Items from a figure collection:
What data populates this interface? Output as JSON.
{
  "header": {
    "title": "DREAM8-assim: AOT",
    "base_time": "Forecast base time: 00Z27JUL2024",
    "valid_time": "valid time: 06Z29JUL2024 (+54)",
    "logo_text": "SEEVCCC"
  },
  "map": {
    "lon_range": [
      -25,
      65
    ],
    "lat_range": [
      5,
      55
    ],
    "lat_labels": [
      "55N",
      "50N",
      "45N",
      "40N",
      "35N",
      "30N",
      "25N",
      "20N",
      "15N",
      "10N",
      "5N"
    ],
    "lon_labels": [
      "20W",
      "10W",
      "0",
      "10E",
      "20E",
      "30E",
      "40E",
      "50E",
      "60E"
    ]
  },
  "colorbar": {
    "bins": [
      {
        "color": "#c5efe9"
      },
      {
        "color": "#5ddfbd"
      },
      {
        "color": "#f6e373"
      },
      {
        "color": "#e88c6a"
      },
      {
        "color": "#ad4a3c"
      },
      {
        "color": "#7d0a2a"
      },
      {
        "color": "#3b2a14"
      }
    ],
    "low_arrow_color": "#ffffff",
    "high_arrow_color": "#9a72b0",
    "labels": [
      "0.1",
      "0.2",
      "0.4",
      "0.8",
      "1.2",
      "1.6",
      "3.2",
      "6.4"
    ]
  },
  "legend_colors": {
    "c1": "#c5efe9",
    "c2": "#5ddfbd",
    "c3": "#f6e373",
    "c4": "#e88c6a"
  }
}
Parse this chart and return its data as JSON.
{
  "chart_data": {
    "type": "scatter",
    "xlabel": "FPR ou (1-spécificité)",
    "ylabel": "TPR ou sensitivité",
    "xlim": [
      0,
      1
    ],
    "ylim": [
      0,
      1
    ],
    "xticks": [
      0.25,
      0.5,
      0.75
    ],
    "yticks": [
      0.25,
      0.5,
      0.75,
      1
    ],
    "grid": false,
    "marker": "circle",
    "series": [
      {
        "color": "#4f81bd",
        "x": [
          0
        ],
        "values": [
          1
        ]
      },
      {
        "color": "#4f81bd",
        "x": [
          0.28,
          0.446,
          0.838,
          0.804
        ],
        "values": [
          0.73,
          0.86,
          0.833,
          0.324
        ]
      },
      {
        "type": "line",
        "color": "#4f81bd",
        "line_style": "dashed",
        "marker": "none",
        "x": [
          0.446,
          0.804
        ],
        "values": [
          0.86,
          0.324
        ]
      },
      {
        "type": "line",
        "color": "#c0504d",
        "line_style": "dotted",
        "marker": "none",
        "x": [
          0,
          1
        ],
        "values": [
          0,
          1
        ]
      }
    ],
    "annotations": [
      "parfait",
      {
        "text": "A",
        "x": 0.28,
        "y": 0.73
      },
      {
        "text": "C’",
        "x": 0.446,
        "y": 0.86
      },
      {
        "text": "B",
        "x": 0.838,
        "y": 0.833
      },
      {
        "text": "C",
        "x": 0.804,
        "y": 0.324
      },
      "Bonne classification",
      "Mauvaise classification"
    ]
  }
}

→ **SHORT TASK**
All of the entries need to be reproduced exactly; please write them out.

→ **OUTPUT BELOW**
What data populates this interface? Output as JSON.
{
  "header": {
    "title": "DREAM8-assim: AOT",
    "base_time": "Forecast base time: 00Z27JUL2024",
    "valid_time": "valid time: 06Z29JUL2024 (+54)",
    "logo_text": "SEEVCCC"
  },
  "map": {
    "lon_range": [
      -25,
      65
    ],
    "lat_range": [
      5,
      55
    ],
    "lat_labels": [
      "55N",
      "50N",
      "45N",
      "40N",
      "35N",
      "30N",
      "25N",
      "20N",
      "15N",
      "10N",
      "5N"
    ],
    "lon_labels": [
      "20W",
      "10W",
      "0",
      "10E",
      "20E",
      "30E",
      "40E",
      "50E",
      "60E"
    ]
  },
  "colorbar": {
    "bins": [
      {
        "color": "#c5efe9"
      },
      {
        "color": "#5ddfbd"
      },
      {
        "color": "#f6e373"
      },
      {
        "color": "#e88c6a"
      },
      {
        "color": "#ad4a3c"
      },
      {
        "color": "#7d0a2a"
      },
      {
        "color": "#3b2a14"
      }
    ],
    "low_arrow_color": "#ffffff",
    "high_arrow_color": "#9a72b0",
    "labels": [
      "0.1",
      "0.2",
      "0.4",
      "0.8",
      "1.2",
      "1.6",
      "3.2",
      "6.4"
    ]
  },
  "legend_colors": {
    "c1": "#c5efe9",
    "c2": "#5ddfbd",
    "c3": "#f6e373",
    "c4": "#e88c6a"
  }
}
Parse this chart and return its data as JSON.
{
  "chart_data": {
    "type": "scatter",
    "xlabel": "FPR ou (1-spécificité)",
    "ylabel": "TPR ou sensitivité",
    "xlim": [
      0,
      1
    ],
    "ylim": [
      0,
      1
    ],
    "xticks": [
      0.25,
      0.5,
      0.75
    ],
    "yticks": [
      0.25,
      0.5,
      0.75,
      1
    ],
    "grid": false,
    "marker": "circle",
    "series": [
      {
        "color": "#4f81bd",
        "x": [
          0
        ],
        "values": [
          1
        ]
      },
      {
        "color": "#4f81bd",
        "x": [
          0.28,
          0.446,
          0.838,
          0.804
        ],
        "values": [
          0.73,
          0.86,
          0.833,
          0.324
        ]
      },
      {
        "type": "line",
        "color": "#4f81bd",
        "line_style": "dashed",
        "marker": "none",
        "x": [
          0.446,
          0.804
        ],
        "values": [
          0.86,
          0.324
        ]
      },
      {
        "type": "line",
        "color": "#c0504d",
        "line_style": "dotted",
        "marker": "none",
        "x": [
          0,
          1
        ],
        "values": [
          0,
          1
        ]
      }
    ],
    "annotations": [
      "parfait",
      {
        "text": "A",
        "x": 0.28,
        "y": 0.73
      },
      {
        "text": "C’",
        "x": 0.446,
        "y": 0.86
      },
      {
        "text": "B",
        "x": 0.838,
        "y": 0.833
      },
      {
        "text": "C",
        "x": 0.804,
        "y": 0.324
      },
      "Bonne classification",
      "Mauvaise classification"
    ]
  }
}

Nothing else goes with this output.